**练习 a**
请照原样重抄记录中的几行：从含有“- approval-footer: 审批部门：四川省药品监督管理局”的那一行开始，到含有“- row-label: 备 注: [89, 507, 194, 574]”的那一行为止，首尾两行都要包括在内。

Tensorflow2.0使用tf.keras
作为核心api
大大减少使用难度。在2.0中主要清理了废弃的和重复的api
,使用keras
和eager execution
轻松构建模型。
pip install tensorflow==2.0.0-beta0 # 预览版
model = keras.Sequential([
keras.layers.Flatten(input_shape=(28, 28)),
keras.layers.Dense(128, activation=tf.nn.relu),
keras.layers.Dense(10, activation=tf.nn.softmax)
])
在模型准备好进行训练之前,它还需要一些配置。这些是在模型的编译(compile)步骤中添加的:
损失函数 —这可以衡量模型在培训过程中的准确程度。 我们希望将此函数最小化以"驱使"模型朝正确的方向拟合。
优化器 —这就是模型根据它看到的数据及其损失函数进行更新的方式。
评价方式 —用于监控训练和测试步骤。以下示例使用准确率(accuracy),即正确分类的图像的分数。
model.compile(optimizer='adam',
loss='sparse_categorical_crossentropy',
metrics=['accuracy'])

**数据**

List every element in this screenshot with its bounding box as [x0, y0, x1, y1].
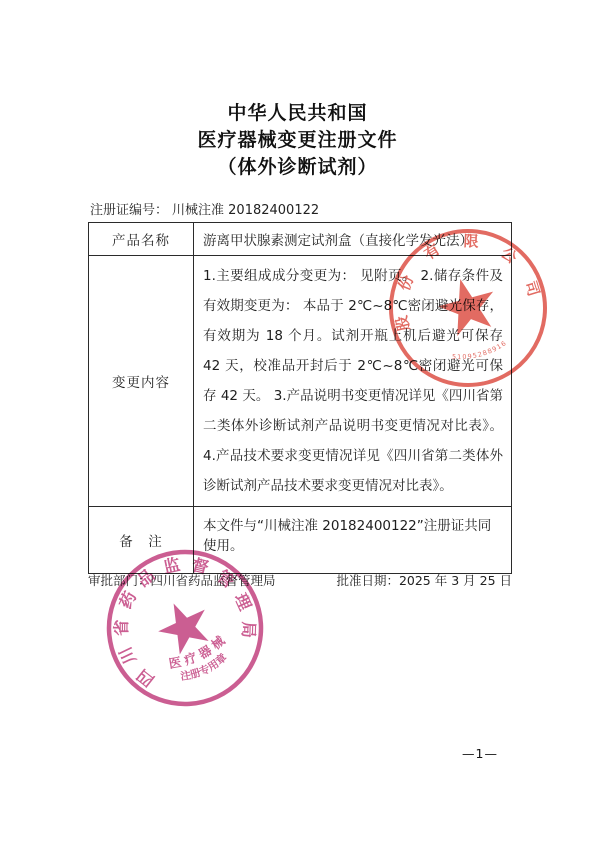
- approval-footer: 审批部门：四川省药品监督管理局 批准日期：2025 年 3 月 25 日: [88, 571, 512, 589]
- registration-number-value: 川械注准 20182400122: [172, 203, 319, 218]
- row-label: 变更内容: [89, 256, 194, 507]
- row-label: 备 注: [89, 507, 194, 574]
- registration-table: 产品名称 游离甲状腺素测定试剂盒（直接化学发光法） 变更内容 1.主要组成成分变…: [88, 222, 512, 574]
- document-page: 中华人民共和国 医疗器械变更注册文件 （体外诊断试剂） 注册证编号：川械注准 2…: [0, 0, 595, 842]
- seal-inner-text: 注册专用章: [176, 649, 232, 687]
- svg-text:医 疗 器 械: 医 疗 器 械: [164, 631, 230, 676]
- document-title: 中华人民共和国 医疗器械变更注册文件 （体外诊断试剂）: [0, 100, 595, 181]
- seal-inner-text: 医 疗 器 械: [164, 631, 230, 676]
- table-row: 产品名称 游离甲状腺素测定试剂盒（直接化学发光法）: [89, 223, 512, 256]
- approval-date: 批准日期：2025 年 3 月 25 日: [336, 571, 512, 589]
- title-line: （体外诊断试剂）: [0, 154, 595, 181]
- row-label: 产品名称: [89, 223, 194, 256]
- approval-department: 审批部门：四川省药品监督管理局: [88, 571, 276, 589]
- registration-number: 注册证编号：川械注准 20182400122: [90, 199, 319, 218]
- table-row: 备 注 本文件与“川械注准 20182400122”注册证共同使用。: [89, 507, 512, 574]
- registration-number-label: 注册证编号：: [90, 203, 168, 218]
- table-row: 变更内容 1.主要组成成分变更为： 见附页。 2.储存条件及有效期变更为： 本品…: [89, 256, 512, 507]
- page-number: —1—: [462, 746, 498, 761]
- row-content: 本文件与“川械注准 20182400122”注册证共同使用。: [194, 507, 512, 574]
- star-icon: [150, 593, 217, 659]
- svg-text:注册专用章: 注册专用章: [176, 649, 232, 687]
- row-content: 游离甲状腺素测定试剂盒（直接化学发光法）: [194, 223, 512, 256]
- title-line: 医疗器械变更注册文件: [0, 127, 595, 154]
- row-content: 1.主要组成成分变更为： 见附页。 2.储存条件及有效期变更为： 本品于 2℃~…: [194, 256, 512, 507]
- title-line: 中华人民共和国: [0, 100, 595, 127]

**练习 b**
请接着这篇介绍 TensorFlow 2.0 使用 tf.keras 的文字往下续写。

**回答 a**
- approval-footer: 审批部门：四川省药品监督管理局 批准日期：2025 年 3 月 25 日: [88, 571, 512, 589]
- registration-number-value: 川械注准 20182400122: [172, 203, 319, 218]
- row-label: 变更内容: [89, 256, 194, 507]
- row-label: 备 注: [89, 507, 194, 574]

**回答 b**
model.fit(train_images, train_labels, epochs=5)
test_loss, test_acc = model.evaluate(test_images, test_labels)
predictions = model.predict(test_images)
为了防止发生过拟合,最好的解决方案是使用更多训练数据。用更多数据进行训练的模型自然能够更好地泛化。如无法采用这种解决方案,则次优解决方案是使用正则化等技术。这些技术会限制模型可以存储的信息的数量和类型。如果网络只能记住少量模式,那么优化过程将迫使它专注于最突出的模式,因为这些模式更有机会更好地泛化。
l2_model = keras.models.Sequential([
keras.layers.Dense(16, kernel_regularizer=keras.regularizers.l2(0.001),
activation=tf.nn.relu, input_shape=(NUM_WORDS,)),
keras.layers.Dense(16, kernel_regularizer=keras.regularizers.l2(0.001),
activation=tf.nn.relu),
keras.layers.Dense(1, activation=tf.nn.sigmoid)
])
dpt_model = keras.models.Sequential([
keras.layers.Dense(16, activation=tf.nn.relu, input_shape=(NUM_WORDS,)),
keras.layers.Dropout(0.5),
keras.layers.Dense(16, activation=tf.nn.relu),
keras.layers.Dropout(0.5),
keras.layers.Dense(1, activation=tf.nn.sigmoid)
])
在训练期间或训练结束时自动保存检查点。这样一来,您便可以使用经过训练的模型,而无需重新训练该模型,或从上次暂停的地方继续训练,以防训练过程中断。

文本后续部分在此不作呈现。